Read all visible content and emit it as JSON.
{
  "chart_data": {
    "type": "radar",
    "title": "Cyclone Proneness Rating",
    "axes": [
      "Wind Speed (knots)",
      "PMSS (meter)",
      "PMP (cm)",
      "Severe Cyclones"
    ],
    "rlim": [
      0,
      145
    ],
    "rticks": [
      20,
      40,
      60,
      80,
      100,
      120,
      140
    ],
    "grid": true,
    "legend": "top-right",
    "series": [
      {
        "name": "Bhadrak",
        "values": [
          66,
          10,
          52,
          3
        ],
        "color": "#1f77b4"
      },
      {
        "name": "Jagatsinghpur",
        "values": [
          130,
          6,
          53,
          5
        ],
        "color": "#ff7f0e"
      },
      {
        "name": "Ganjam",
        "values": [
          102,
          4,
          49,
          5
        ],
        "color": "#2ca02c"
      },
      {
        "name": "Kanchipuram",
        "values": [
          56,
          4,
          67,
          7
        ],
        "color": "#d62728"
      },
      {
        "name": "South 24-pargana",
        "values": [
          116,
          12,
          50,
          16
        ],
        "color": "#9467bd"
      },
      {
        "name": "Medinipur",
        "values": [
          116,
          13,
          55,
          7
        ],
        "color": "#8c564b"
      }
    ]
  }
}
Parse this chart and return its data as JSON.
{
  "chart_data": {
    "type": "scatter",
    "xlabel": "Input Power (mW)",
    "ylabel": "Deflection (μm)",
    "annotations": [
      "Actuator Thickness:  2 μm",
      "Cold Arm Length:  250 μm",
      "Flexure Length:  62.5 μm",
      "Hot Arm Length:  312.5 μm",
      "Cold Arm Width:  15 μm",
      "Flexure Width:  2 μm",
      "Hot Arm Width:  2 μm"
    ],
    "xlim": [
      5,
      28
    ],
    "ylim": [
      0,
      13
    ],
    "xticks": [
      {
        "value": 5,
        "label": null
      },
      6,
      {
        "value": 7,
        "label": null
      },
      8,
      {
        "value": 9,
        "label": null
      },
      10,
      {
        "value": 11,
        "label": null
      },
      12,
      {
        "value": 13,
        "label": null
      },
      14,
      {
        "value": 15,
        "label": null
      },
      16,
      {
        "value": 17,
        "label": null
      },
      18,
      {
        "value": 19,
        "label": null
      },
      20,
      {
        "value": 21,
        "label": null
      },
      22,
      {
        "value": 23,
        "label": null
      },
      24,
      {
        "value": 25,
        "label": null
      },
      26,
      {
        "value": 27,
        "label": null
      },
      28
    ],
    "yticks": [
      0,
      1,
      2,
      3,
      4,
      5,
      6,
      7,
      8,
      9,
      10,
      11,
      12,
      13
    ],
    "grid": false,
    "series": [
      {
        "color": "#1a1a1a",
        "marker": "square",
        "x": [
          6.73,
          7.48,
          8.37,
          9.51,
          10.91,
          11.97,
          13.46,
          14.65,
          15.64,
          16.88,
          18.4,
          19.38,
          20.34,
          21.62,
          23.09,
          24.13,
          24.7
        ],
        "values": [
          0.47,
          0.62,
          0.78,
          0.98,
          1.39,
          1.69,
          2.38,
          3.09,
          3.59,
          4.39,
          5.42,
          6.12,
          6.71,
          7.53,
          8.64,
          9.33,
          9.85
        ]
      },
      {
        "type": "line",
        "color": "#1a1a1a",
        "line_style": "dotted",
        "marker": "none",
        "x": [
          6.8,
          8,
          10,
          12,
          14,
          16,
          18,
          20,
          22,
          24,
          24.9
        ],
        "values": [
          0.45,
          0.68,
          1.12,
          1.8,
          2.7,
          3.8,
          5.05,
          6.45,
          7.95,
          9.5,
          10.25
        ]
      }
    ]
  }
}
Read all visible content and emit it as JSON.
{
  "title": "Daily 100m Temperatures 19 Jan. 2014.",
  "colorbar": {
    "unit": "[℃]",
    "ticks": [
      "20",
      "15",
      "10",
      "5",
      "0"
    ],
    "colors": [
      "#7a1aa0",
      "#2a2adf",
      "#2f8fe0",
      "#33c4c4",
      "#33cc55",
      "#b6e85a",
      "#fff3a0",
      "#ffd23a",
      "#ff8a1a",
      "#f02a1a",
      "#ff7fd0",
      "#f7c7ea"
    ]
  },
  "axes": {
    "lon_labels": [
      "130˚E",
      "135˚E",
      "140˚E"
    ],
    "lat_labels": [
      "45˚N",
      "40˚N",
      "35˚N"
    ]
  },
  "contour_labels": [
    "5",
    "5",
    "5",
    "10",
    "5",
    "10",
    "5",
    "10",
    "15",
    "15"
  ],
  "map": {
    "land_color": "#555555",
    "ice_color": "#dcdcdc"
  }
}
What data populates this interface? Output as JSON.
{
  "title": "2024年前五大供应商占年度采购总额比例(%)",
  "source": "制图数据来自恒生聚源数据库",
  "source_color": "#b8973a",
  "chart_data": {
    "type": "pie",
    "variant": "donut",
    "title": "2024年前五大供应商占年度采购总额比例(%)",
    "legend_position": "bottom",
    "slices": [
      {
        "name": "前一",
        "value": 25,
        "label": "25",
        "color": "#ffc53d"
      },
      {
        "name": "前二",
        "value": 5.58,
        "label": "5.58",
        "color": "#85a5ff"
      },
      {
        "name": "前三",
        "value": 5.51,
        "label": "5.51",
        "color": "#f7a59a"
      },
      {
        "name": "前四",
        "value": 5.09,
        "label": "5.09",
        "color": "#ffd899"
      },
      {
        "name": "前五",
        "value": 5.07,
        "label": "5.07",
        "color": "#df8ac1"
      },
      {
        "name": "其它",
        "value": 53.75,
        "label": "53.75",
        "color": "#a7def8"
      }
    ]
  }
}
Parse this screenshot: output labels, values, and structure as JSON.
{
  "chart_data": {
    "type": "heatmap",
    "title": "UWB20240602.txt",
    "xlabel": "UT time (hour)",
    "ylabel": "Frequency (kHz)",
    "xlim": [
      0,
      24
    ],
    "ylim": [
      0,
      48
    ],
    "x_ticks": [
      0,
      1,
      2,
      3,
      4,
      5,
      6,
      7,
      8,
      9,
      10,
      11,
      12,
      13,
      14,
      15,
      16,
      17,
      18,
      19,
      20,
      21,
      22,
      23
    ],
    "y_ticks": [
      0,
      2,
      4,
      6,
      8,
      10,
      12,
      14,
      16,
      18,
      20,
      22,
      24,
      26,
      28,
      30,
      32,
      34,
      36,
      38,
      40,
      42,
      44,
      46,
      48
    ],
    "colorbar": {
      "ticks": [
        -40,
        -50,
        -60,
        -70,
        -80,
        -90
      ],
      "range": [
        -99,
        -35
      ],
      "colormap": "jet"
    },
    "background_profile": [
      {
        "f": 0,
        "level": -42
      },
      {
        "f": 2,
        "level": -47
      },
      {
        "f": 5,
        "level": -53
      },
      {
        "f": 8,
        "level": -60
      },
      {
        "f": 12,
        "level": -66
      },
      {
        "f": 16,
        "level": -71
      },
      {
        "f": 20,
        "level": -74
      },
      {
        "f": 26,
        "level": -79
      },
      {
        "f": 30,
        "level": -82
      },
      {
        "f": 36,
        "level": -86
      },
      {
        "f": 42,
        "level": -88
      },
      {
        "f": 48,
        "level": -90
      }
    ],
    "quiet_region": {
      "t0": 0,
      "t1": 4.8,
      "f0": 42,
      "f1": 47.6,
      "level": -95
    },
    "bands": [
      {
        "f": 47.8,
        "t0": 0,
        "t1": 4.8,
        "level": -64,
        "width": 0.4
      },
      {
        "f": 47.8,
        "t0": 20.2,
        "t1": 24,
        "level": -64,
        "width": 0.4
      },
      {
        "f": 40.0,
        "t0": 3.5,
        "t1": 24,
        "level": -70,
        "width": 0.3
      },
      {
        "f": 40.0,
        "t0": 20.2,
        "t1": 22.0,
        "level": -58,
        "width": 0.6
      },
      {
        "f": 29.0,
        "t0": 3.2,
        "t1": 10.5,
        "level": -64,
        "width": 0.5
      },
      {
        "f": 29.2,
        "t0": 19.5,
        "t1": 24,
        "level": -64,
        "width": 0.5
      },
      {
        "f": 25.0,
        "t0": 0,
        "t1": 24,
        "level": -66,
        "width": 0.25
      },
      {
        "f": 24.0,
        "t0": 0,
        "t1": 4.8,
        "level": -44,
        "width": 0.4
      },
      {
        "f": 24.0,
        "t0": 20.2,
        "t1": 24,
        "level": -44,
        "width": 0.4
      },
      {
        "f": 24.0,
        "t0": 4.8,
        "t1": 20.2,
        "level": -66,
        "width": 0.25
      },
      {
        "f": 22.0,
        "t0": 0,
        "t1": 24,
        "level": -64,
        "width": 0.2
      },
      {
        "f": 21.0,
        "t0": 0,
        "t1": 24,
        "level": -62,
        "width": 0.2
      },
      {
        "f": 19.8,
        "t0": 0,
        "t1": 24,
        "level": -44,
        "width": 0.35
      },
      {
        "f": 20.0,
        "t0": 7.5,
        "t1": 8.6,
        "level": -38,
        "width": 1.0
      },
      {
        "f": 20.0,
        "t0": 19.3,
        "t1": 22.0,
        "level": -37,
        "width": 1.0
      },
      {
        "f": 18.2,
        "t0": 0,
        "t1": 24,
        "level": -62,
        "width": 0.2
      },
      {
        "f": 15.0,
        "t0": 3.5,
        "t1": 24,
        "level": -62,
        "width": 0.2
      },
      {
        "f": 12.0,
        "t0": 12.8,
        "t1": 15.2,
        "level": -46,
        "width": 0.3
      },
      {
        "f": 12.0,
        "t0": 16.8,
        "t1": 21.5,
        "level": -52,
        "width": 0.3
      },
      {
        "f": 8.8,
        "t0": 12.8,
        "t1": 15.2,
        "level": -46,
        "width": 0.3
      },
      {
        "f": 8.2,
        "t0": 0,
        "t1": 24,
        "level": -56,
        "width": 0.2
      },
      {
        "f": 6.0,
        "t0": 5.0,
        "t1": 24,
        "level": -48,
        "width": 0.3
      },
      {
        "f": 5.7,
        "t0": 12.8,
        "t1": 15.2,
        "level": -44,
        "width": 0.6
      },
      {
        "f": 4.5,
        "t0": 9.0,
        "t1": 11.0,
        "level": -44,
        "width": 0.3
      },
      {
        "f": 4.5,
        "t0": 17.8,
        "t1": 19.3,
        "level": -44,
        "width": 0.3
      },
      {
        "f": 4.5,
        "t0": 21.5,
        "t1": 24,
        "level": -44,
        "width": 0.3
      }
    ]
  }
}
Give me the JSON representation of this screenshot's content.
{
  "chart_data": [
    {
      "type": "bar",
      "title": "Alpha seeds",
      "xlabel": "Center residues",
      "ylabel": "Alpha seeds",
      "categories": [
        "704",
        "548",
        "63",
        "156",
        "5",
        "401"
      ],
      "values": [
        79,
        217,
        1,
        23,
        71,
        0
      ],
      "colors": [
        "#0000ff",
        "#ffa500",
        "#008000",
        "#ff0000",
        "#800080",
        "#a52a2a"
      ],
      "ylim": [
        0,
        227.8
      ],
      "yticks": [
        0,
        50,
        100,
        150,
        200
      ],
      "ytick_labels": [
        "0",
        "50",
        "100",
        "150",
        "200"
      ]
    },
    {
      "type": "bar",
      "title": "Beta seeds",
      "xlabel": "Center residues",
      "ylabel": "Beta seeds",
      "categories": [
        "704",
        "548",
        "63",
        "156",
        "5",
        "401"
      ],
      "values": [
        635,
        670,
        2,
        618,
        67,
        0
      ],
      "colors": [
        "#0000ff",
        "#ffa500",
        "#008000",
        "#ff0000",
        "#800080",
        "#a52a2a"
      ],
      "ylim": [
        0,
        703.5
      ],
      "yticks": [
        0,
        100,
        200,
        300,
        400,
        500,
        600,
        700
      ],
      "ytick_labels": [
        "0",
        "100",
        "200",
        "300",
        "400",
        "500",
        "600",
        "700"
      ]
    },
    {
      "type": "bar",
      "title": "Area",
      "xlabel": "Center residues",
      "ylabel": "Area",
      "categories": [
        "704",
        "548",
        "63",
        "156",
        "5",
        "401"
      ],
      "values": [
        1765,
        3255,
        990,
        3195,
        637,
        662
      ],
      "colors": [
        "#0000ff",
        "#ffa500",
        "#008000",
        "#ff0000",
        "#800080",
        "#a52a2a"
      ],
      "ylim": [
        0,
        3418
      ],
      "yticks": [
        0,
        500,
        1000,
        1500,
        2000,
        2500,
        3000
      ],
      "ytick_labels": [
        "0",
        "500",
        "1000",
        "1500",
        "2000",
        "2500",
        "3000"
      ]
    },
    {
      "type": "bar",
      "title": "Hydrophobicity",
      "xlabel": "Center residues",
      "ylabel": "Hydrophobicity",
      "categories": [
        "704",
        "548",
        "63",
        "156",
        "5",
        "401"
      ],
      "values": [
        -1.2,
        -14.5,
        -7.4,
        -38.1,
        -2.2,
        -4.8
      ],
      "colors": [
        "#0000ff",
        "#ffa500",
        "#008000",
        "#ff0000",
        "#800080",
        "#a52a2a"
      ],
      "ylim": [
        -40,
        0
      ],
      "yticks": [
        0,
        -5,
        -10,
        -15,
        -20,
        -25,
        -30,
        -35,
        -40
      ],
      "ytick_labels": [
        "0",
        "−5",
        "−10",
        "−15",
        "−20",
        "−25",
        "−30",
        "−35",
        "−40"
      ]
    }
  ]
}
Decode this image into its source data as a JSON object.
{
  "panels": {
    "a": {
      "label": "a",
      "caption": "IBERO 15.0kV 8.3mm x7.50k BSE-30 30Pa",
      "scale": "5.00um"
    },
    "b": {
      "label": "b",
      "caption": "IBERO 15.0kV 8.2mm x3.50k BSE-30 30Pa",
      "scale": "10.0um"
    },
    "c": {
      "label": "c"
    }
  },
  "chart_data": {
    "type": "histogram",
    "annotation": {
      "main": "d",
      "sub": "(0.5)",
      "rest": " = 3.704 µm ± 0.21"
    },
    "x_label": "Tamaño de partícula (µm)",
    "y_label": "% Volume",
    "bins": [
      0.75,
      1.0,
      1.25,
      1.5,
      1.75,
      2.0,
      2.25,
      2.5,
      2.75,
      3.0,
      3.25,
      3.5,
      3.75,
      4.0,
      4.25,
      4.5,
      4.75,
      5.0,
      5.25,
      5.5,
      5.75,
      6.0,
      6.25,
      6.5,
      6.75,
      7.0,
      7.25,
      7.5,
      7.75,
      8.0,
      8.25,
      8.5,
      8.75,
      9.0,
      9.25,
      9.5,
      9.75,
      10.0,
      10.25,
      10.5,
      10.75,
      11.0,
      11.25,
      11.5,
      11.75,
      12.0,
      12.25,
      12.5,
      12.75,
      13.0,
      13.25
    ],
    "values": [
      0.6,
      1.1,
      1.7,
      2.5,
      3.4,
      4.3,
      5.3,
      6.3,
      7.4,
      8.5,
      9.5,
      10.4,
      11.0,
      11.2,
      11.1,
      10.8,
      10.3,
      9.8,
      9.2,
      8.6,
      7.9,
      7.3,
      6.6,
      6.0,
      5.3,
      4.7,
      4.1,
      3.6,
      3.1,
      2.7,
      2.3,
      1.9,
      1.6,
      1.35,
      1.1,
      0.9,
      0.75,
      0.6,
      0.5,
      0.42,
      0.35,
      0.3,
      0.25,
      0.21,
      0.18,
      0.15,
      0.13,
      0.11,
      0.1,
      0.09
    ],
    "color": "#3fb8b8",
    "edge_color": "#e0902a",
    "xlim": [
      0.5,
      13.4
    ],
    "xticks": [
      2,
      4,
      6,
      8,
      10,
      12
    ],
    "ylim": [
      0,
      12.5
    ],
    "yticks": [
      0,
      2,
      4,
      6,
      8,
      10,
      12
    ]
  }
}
------------------------------------------------
-- Exercise details --
Copy every line of the material in which the word "IBERO" occurs.

-- Output of the task --
      "caption": "IBERO 15.0kV 8.3mm x7.50k BSE-30 30Pa",
      "caption": "IBERO 15.0kV 8.2mm x3.50k BSE-30 30Pa",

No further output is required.